WRITTEN INSTRUCTION: Check each line of the records below for the string "name", then state how many lines contain it, with no other output.

LISTED ENTRIES:
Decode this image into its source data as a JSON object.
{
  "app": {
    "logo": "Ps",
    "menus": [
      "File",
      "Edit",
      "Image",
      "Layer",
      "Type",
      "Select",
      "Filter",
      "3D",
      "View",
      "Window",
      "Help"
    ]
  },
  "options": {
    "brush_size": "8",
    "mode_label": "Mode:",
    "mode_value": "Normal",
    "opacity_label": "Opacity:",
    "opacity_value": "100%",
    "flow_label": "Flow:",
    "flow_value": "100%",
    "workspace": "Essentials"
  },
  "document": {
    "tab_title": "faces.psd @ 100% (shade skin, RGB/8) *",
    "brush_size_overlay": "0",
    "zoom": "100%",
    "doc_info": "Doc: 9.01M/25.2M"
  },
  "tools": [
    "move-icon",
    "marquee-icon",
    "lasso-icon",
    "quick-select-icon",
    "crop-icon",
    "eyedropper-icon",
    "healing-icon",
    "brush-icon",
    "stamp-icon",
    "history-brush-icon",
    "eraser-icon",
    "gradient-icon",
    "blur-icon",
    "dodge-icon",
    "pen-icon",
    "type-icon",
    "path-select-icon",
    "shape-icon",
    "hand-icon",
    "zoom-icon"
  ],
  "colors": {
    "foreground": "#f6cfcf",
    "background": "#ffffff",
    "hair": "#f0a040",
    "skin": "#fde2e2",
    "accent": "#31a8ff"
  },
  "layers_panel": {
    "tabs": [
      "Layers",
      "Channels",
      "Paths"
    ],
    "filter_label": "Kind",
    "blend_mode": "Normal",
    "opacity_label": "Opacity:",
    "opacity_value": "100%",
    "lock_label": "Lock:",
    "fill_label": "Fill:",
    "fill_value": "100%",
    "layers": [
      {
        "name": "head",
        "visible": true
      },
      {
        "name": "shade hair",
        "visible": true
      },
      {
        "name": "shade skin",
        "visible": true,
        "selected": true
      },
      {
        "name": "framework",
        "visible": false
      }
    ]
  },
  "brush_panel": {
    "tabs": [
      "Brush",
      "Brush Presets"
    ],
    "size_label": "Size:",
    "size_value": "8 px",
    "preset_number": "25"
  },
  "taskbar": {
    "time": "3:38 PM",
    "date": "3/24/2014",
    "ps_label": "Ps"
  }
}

RESULT FOR THIS EXERCISE: 4